◆ **REQUEST**:
Below is a block of records: output all of them exactly and leave out the pictures.

....

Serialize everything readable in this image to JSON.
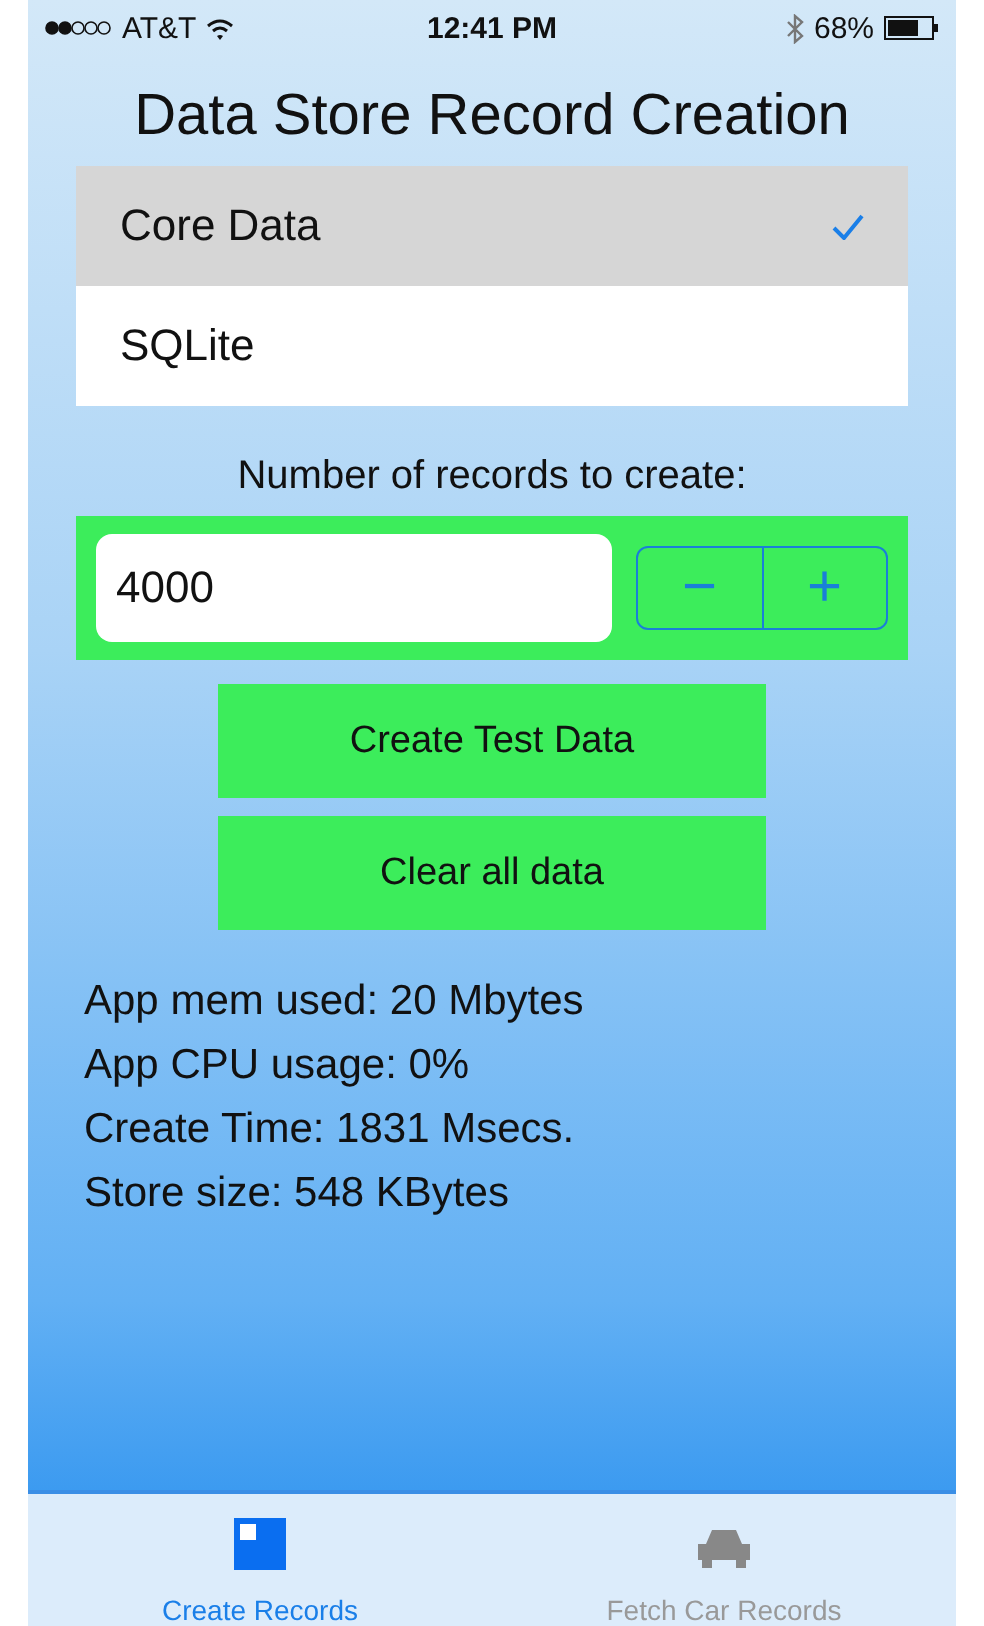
{
  "status_bar": {
    "carrier": "AT&T",
    "time": "12:41 PM",
    "battery": "68%"
  },
  "title": "Data Store Record Creation",
  "stores": [
    {
      "label": "Core Data",
      "selected": true
    },
    {
      "label": "SQLite",
      "selected": false
    }
  ],
  "records": {
    "label": "Number of records to create:",
    "value": "4000",
    "decrement": "−",
    "increment": "+"
  },
  "buttons": [
    "Create Test Data",
    "Clear all data"
  ],
  "stats": [
    "App mem used: 20 Mbytes",
    "App CPU usage: 0%",
    "Create Time: 1831 Msecs.",
    "Store size: 548 KBytes"
  ],
  "tabs": [
    {
      "label": "Create Records",
      "kind": "square",
      "selected": true
    },
    {
      "label": "Fetch Car Records",
      "kind": "car",
      "selected": false
    }
  ]
}
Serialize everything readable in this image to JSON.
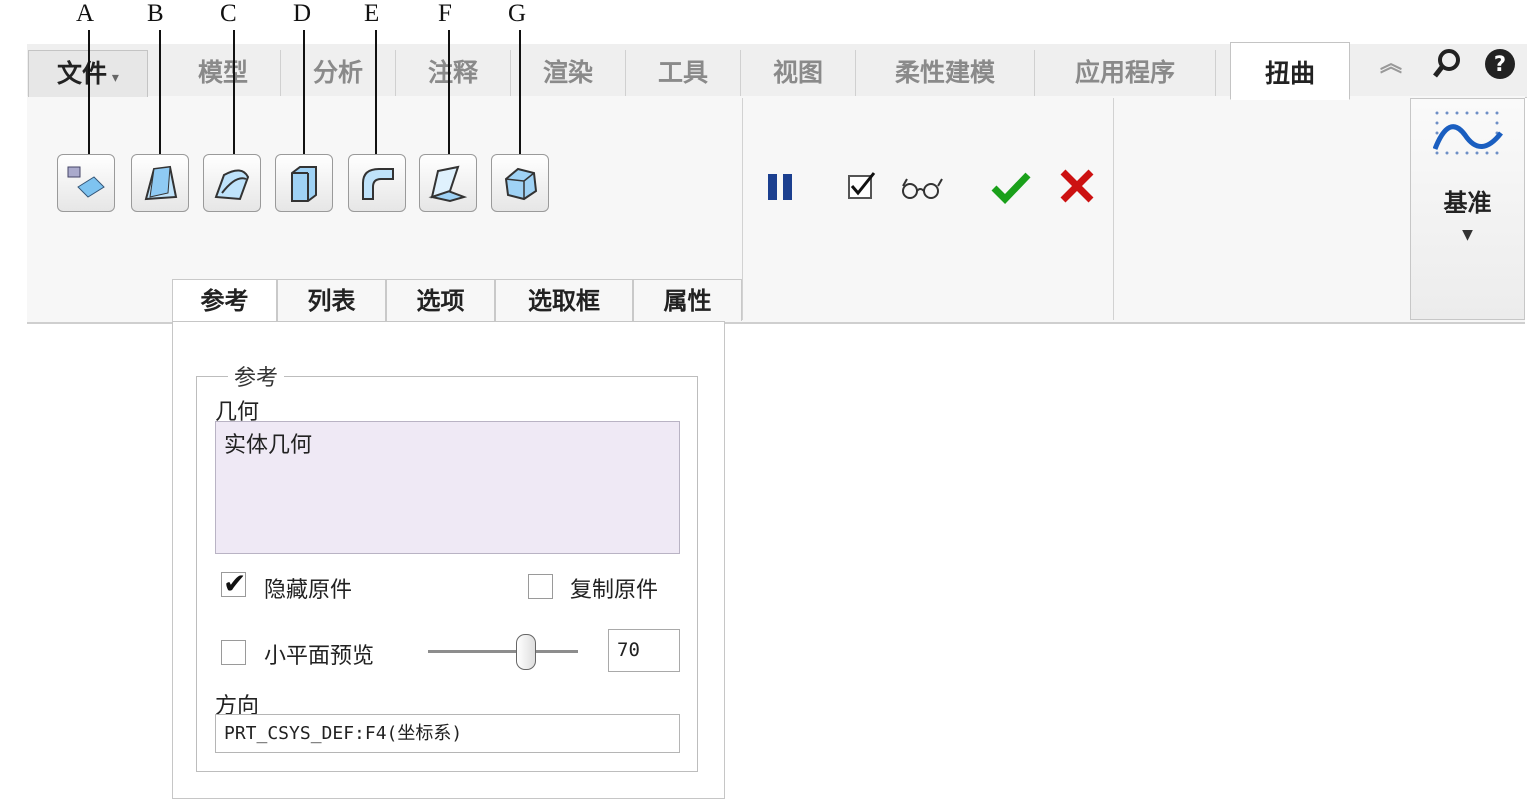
{
  "callouts": [
    "A",
    "B",
    "C",
    "D",
    "E",
    "F",
    "G"
  ],
  "menu": {
    "file_label": "文件",
    "tabs": [
      "模型",
      "分析",
      "注释",
      "渲染",
      "工具",
      "视图",
      "柔性建模",
      "应用程序"
    ],
    "active_tab": "扭曲"
  },
  "ribbon": {
    "tool_buttons": [
      {
        "callout": "A",
        "icon": "transform-icon"
      },
      {
        "callout": "B",
        "icon": "warp-icon"
      },
      {
        "callout": "C",
        "icon": "spine-icon"
      },
      {
        "callout": "D",
        "icon": "stretch-icon"
      },
      {
        "callout": "E",
        "icon": "bend-icon"
      },
      {
        "callout": "F",
        "icon": "twist-icon"
      },
      {
        "callout": "G",
        "icon": "sculpt-icon"
      }
    ],
    "datum_label": "基准",
    "actions": {
      "pause": "pause-icon",
      "preview": "preview-icon",
      "ok": "confirm-icon",
      "cancel": "cancel-icon"
    },
    "colors": {
      "ok": "#1aa01a",
      "cancel": "#cc1111",
      "pause": "#1b3f8f"
    }
  },
  "panel_tabs": [
    "参考",
    "列表",
    "选项",
    "选取框",
    "属性"
  ],
  "references": {
    "group_title": "参考",
    "geometry_label": "几何",
    "geometry_value": "实体几何",
    "hide_original": {
      "label": "隐藏原件",
      "checked": true
    },
    "copy_original": {
      "label": "复制原件",
      "checked": false
    },
    "facet_preview": {
      "label": "小平面预览",
      "checked": false,
      "value": "70"
    },
    "direction_label": "方向",
    "direction_value": "PRT_CSYS_DEF:F4(坐标系)"
  }
}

....

◆ **SOLVED EXERCISE**:
Serialize everything readable in this image to JSON.
{
  "status_bar": {
    "carrier": "AT&T",
    "time": "12:41 PM",
    "battery": "68%"
  },
  "title": "Data Store Record Creation",
  "stores": [
    {
      "label": "Core Data",
      "selected": true
    },
    {
      "label": "SQLite",
      "selected": false
    }
  ],
  "records": {
    "label": "Number of records to create:",
    "value": "4000",
    "decrement": "−",
    "increment": "+"
  },
  "buttons": [
    "Create Test Data",
    "Clear all data"
  ],
  "stats": [
    "App mem used: 20 Mbytes",
    "App CPU usage: 0%",
    "Create Time: 1831 Msecs.",
    "Store size: 548 KBytes"
  ],
  "tabs": [
    {
      "label": "Create Records",
      "kind": "square",
      "selected": true
    },
    {
      "label": "Fetch Car Records",
      "kind": "car",
      "selected": false
    }
  ]
}
Serialize everything readable in this image to JSON.
{
  "callouts": [
    "A",
    "B",
    "C",
    "D",
    "E",
    "F",
    "G"
  ],
  "menu": {
    "file_label": "文件",
    "tabs": [
      "模型",
      "分析",
      "注释",
      "渲染",
      "工具",
      "视图",
      "柔性建模",
      "应用程序"
    ],
    "active_tab": "扭曲"
  },
  "ribbon": {
    "tool_buttons": [
      {
        "callout": "A",
        "icon": "transform-icon"
      },
      {
        "callout": "B",
        "icon": "warp-icon"
      },
      {
        "callout": "C",
        "icon": "spine-icon"
      },
      {
        "callout": "D",
        "icon": "stretch-icon"
      },
      {
        "callout": "E",
        "icon": "bend-icon"
      },
      {
        "callout": "F",
        "icon": "twist-icon"
      },
      {
        "callout": "G",
        "icon": "sculpt-icon"
      }
    ],
    "datum_label": "基准",
    "actions": {
      "pause": "pause-icon",
      "preview": "preview-icon",
      "ok": "confirm-icon",
      "cancel": "cancel-icon"
    },
    "colors": {
      "ok": "#1aa01a",
      "cancel": "#cc1111",
      "pause": "#1b3f8f"
    }
  },
  "panel_tabs": [
    "参考",
    "列表",
    "选项",
    "选取框",
    "属性"
  ],
  "references": {
    "group_title": "参考",
    "geometry_label": "几何",
    "geometry_value": "实体几何",
    "hide_original": {
      "label": "隐藏原件",
      "checked": true
    },
    "copy_original": {
      "label": "复制原件",
      "checked": false
    },
    "facet_preview": {
      "label": "小平面预览",
      "checked": false,
      "value": "70"
    },
    "direction_label": "方向",
    "direction_value": "PRT_CSYS_DEF:F4(坐标系)"
  }
}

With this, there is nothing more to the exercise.